WRITTEN PROBLEM = Render as a numbered list the entries from the beginning through the line containing "opacity-input[interactable]: 100% bbox=[1714, 313, 1761, 337]", both ends included and blank lines omitted.

Bounding box annotation data =
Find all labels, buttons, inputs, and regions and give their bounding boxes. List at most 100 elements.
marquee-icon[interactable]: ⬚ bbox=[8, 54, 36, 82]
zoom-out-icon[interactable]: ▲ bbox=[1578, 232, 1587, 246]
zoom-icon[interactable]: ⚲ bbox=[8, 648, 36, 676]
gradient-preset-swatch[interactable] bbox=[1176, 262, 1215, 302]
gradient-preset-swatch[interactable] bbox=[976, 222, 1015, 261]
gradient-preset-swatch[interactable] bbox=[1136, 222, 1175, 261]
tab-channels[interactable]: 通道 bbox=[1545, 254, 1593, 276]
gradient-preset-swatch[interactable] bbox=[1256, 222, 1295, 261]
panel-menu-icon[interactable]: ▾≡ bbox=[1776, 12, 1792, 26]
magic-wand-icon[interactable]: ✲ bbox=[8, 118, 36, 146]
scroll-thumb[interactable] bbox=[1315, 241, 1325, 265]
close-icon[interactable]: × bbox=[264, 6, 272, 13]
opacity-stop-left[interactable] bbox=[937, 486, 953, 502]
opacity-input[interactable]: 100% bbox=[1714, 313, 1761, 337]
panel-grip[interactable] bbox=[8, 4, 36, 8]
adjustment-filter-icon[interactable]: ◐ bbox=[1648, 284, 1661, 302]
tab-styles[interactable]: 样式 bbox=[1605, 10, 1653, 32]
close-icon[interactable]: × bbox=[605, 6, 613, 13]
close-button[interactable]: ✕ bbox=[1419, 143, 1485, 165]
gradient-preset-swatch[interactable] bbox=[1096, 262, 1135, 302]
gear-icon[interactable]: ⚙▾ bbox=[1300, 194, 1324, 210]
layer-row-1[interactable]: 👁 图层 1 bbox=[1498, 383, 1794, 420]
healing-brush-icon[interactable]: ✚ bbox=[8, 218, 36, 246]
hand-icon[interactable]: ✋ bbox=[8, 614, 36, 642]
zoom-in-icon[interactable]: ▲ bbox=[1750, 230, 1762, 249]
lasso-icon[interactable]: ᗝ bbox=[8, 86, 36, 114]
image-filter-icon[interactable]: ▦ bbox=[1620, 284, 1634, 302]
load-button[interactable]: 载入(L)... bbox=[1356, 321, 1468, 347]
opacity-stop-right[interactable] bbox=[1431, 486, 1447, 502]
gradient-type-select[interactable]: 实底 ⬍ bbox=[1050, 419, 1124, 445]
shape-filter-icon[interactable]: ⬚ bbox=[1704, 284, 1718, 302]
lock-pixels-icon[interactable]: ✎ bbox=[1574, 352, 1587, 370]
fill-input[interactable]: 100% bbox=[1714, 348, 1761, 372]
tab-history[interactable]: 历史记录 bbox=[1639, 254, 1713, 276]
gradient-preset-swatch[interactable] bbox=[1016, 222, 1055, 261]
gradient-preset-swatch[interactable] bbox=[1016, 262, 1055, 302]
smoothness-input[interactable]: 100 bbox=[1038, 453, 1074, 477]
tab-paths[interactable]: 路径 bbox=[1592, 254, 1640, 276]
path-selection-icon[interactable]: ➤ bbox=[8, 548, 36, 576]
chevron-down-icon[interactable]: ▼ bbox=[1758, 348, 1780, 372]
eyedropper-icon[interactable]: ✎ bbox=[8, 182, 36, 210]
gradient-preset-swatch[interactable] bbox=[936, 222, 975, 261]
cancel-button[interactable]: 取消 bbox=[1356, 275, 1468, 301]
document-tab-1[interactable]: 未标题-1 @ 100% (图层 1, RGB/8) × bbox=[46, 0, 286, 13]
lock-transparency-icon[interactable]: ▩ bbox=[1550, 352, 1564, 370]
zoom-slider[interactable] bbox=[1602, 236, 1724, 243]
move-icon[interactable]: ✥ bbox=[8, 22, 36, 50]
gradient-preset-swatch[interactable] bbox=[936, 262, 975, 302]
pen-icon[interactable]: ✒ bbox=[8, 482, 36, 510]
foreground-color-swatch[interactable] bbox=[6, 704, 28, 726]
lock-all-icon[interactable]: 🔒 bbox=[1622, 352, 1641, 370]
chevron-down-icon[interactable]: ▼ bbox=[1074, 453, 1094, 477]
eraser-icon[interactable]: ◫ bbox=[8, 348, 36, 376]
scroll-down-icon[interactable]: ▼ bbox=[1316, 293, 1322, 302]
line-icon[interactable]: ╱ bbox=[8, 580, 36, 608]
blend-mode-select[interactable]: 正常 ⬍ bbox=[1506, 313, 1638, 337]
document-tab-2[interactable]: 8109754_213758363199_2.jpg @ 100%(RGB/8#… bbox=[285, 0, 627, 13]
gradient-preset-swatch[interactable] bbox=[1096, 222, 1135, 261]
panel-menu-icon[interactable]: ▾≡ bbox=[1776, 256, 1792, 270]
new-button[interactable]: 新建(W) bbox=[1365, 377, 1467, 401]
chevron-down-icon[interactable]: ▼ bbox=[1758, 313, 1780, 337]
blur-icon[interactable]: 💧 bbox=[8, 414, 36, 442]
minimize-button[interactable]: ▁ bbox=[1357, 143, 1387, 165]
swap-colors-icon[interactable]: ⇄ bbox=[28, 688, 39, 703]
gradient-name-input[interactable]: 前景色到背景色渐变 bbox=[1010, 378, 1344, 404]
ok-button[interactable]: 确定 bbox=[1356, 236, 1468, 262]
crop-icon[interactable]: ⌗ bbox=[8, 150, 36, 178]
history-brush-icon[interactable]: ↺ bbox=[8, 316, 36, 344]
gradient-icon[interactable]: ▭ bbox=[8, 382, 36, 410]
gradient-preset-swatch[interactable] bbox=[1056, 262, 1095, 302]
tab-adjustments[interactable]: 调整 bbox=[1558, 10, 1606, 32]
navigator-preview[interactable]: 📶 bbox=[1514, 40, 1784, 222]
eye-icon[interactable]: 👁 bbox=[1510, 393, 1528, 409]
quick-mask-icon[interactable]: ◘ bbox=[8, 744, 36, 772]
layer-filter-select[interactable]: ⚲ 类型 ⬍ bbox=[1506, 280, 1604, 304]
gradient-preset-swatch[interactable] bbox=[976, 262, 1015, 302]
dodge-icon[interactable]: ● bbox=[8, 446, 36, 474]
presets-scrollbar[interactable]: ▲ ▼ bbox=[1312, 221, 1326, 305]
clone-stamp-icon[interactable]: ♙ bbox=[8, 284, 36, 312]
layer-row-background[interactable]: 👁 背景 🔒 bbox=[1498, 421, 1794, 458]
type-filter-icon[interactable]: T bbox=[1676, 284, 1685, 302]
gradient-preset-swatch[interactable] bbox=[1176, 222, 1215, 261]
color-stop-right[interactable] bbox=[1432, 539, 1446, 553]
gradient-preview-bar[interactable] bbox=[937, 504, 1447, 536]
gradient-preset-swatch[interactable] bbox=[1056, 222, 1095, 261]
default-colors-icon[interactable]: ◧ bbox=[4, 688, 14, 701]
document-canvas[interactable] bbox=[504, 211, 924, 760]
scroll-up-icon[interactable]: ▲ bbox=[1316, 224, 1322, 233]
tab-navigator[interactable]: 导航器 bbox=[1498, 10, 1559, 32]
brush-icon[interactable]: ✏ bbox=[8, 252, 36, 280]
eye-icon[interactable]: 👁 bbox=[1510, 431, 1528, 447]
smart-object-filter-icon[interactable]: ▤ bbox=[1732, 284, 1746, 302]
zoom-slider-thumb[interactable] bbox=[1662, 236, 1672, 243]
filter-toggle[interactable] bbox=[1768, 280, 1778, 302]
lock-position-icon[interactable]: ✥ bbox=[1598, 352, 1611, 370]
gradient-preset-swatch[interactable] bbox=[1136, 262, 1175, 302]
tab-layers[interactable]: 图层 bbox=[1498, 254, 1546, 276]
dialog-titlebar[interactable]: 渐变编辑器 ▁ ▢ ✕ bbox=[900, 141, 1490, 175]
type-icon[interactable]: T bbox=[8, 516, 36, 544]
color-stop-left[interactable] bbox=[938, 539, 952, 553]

RESULT FOR THIS TASK =
1. Find all labels, buttons, inputs, and regions and give their bounding boxes. List at most 100 elements.
2. marquee-icon[interactable]: ⬚ bbox=[8, 54, 36, 82]
3. zoom-out-icon[interactable]: ▲ bbox=[1578, 232, 1587, 246]
4. zoom-icon[interactable]: ⚲ bbox=[8, 648, 36, 676]
5. gradient-preset-swatch[interactable] bbox=[1176, 262, 1215, 302]
6. gradient-preset-swatch[interactable] bbox=[976, 222, 1015, 261]
7. gradient-preset-swatch[interactable] bbox=[1136, 222, 1175, 261]
8. tab-channels[interactable]: 通道 bbox=[1545, 254, 1593, 276]
9. gradient-preset-swatch[interactable] bbox=[1256, 222, 1295, 261]
10. panel-menu-icon[interactable]: ▾≡ bbox=[1776, 12, 1792, 26]
11. magic-wand-icon[interactable]: ✲ bbox=[8, 118, 36, 146]
12. scroll-thumb[interactable] bbox=[1315, 241, 1325, 265]
13. close-icon[interactable]: × bbox=[264, 6, 272, 13]
14. opacity-stop-left[interactable] bbox=[937, 486, 953, 502]
15. opacity-input[interactable]: 100% bbox=[1714, 313, 1761, 337]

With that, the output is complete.